**What you will do**
Word for word, repeat the entries, minus the pictures.

**Records from a dataset**
-.-.-

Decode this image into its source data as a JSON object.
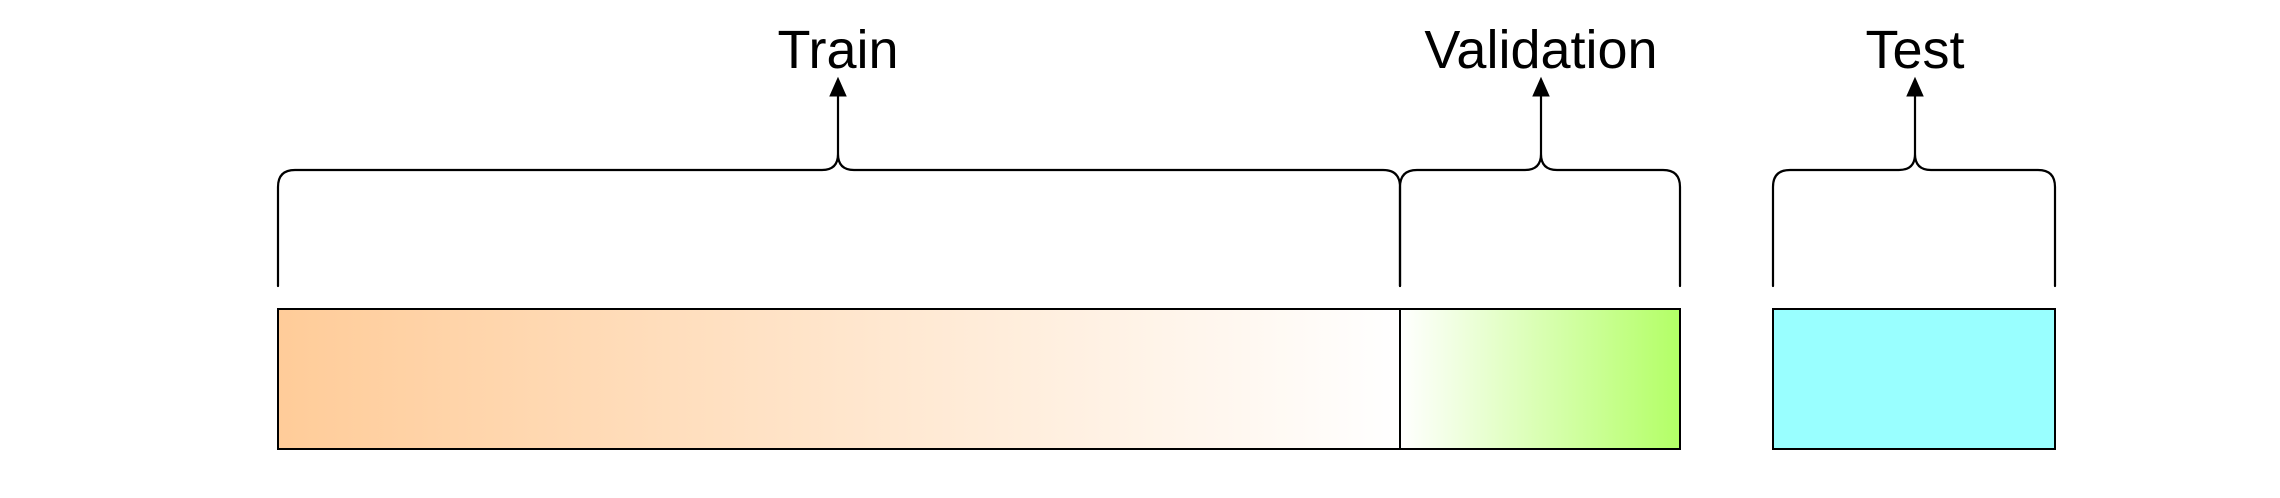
{
  "segments": [
    {
      "key": "train",
      "label": "Train",
      "color_start": "#FFCC99",
      "color_end": "#FFFFFF"
    },
    {
      "key": "validation",
      "label": "Validation",
      "color_start": "#FFFFFF",
      "color_end": "#B3FF66"
    },
    {
      "key": "test",
      "label": "Test",
      "color_start": "#99FFFF",
      "color_end": "#99FFFF"
    }
  ],
  "colors": {
    "stroke": "#000000",
    "background": "#FFFFFF"
  }
}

-.-.-

**Solution to this exercise**
Decode this image into its source data as a JSON object.
{
  "segments": [
    {
      "key": "train",
      "label": "Train",
      "color_start": "#FFCC99",
      "color_end": "#FFFFFF"
    },
    {
      "key": "validation",
      "label": "Validation",
      "color_start": "#FFFFFF",
      "color_end": "#B3FF66"
    },
    {
      "key": "test",
      "label": "Test",
      "color_start": "#99FFFF",
      "color_end": "#99FFFF"
    }
  ],
  "colors": {
    "stroke": "#000000",
    "background": "#FFFFFF"
  }
}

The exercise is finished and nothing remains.